- [What needs to be done]
Count how many lines in the entries below contain the string "field", treating uppercase and lowercase as different. Reply with only the number.

- [Data shown]
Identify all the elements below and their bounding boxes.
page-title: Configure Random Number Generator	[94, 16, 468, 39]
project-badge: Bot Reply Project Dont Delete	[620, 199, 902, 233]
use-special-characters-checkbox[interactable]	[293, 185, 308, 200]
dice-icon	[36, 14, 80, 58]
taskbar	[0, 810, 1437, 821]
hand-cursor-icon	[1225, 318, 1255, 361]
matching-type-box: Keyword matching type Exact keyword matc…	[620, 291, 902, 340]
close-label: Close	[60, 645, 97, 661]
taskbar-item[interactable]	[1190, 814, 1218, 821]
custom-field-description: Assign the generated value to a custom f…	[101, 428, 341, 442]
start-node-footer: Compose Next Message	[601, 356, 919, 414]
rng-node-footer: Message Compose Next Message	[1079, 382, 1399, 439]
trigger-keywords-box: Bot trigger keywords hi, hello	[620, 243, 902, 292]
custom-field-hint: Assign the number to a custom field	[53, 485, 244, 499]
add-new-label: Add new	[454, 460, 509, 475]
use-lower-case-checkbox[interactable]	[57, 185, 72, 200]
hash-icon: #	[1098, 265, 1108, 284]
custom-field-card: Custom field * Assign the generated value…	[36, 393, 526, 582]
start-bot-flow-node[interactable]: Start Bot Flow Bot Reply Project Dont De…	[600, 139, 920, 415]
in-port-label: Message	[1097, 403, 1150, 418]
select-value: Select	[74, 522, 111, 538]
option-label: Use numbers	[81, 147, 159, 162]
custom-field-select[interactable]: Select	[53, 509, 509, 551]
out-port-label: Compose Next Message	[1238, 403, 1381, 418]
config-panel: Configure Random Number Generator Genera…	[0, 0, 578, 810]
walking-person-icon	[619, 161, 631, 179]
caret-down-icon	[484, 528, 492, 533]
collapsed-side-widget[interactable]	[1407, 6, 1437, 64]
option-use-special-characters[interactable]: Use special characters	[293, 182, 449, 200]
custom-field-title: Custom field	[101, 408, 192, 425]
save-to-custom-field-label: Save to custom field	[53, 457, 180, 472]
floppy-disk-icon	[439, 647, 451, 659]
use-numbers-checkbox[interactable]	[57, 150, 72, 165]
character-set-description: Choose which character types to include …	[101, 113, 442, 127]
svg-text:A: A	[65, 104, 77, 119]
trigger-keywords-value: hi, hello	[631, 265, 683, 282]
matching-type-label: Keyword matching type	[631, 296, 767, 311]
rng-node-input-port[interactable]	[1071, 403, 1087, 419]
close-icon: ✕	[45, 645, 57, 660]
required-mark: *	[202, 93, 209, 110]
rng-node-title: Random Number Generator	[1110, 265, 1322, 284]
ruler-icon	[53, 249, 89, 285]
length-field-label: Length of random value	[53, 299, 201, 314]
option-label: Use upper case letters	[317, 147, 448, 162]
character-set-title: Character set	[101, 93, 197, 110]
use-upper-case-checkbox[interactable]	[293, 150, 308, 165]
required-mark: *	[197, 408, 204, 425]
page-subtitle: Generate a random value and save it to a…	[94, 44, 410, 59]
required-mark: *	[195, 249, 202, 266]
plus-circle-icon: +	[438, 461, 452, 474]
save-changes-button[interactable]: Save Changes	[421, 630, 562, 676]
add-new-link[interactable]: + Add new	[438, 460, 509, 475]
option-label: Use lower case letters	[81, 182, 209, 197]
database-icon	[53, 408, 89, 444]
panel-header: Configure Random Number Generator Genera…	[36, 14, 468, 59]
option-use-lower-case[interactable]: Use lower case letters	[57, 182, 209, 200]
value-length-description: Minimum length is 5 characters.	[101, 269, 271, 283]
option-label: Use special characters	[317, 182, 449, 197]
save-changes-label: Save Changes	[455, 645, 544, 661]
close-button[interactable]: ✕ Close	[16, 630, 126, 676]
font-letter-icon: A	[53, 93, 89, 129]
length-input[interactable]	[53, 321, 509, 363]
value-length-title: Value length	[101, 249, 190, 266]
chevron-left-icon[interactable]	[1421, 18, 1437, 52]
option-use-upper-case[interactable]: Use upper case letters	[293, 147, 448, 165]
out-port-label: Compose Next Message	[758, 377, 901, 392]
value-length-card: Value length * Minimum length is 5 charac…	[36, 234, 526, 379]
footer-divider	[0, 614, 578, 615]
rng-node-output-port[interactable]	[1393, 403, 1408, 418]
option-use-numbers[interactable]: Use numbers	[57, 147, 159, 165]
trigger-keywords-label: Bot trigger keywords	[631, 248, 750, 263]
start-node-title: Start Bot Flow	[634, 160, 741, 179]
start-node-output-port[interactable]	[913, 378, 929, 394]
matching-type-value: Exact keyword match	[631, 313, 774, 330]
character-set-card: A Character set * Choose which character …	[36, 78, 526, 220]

- [Answer]
7